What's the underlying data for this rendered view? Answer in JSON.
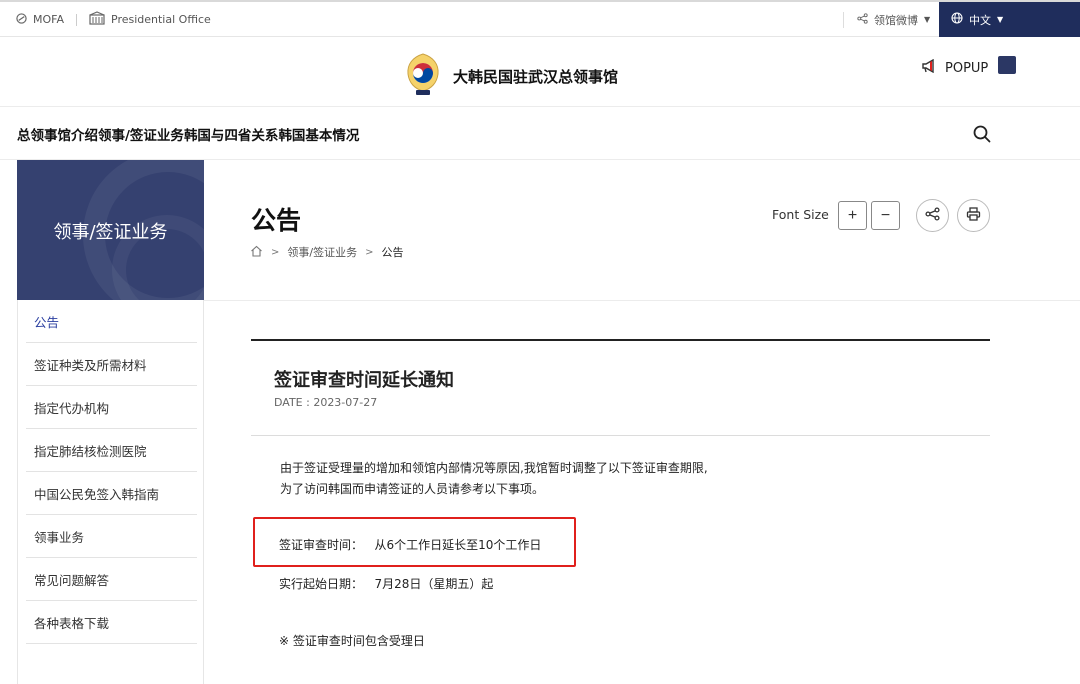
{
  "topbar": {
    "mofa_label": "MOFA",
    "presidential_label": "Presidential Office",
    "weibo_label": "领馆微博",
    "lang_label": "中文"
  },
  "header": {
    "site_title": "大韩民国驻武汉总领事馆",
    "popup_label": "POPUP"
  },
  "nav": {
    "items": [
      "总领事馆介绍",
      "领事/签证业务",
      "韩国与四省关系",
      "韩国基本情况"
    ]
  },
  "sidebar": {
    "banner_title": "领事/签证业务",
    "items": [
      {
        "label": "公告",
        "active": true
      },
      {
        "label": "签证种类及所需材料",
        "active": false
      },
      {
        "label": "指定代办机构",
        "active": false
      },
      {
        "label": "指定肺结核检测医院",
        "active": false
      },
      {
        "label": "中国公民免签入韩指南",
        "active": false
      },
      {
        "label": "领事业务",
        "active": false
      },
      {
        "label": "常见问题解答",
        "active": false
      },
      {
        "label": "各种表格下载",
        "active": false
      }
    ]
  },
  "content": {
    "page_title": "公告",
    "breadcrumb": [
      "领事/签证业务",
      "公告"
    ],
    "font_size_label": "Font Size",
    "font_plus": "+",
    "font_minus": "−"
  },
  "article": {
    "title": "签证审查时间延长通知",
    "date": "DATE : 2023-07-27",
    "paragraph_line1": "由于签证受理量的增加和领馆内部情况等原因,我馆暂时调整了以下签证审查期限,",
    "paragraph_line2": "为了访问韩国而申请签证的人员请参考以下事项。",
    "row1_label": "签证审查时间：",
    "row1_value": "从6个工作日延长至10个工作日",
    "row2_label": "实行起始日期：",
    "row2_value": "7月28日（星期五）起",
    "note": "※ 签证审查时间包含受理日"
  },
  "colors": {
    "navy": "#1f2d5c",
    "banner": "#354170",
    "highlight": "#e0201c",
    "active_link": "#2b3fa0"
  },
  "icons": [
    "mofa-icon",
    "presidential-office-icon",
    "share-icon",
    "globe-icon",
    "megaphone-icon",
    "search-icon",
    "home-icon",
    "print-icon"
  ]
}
━━━━━━━━━━
GIVEN INSTRUCTION> Each line of the data should be quoted exactly, with pictures left out.

RESULT>
What's the underlying data for this rendered view? Answer in JSON.
{
  "topbar": {
    "mofa_label": "MOFA",
    "presidential_label": "Presidential Office",
    "weibo_label": "领馆微博",
    "lang_label": "中文"
  },
  "header": {
    "site_title": "大韩民国驻武汉总领事馆",
    "popup_label": "POPUP"
  },
  "nav": {
    "items": [
      "总领事馆介绍",
      "领事/签证业务",
      "韩国与四省关系",
      "韩国基本情况"
    ]
  },
  "sidebar": {
    "banner_title": "领事/签证业务",
    "items": [
      {
        "label": "公告",
        "active": true
      },
      {
        "label": "签证种类及所需材料",
        "active": false
      },
      {
        "label": "指定代办机构",
        "active": false
      },
      {
        "label": "指定肺结核检测医院",
        "active": false
      },
      {
        "label": "中国公民免签入韩指南",
        "active": false
      },
      {
        "label": "领事业务",
        "active": false
      },
      {
        "label": "常见问题解答",
        "active": false
      },
      {
        "label": "各种表格下载",
        "active": false
      }
    ]
  },
  "content": {
    "page_title": "公告",
    "breadcrumb": [
      "领事/签证业务",
      "公告"
    ],
    "font_size_label": "Font Size",
    "font_plus": "+",
    "font_minus": "−"
  },
  "article": {
    "title": "签证审查时间延长通知",
    "date": "DATE : 2023-07-27",
    "paragraph_line1": "由于签证受理量的增加和领馆内部情况等原因,我馆暂时调整了以下签证审查期限,",
    "paragraph_line2": "为了访问韩国而申请签证的人员请参考以下事项。",
    "row1_label": "签证审查时间：",
    "row1_value": "从6个工作日延长至10个工作日",
    "row2_label": "实行起始日期：",
    "row2_value": "7月28日（星期五）起",
    "note": "※ 签证审查时间包含受理日"
  },
  "colors": {
    "navy": "#1f2d5c",
    "banner": "#354170",
    "highlight": "#e0201c",
    "active_link": "#2b3fa0"
  },
  "icons": [
    "mofa-icon",
    "presidential-office-icon",
    "share-icon",
    "globe-icon",
    "megaphone-icon",
    "search-icon",
    "home-icon",
    "print-icon"
  ]
}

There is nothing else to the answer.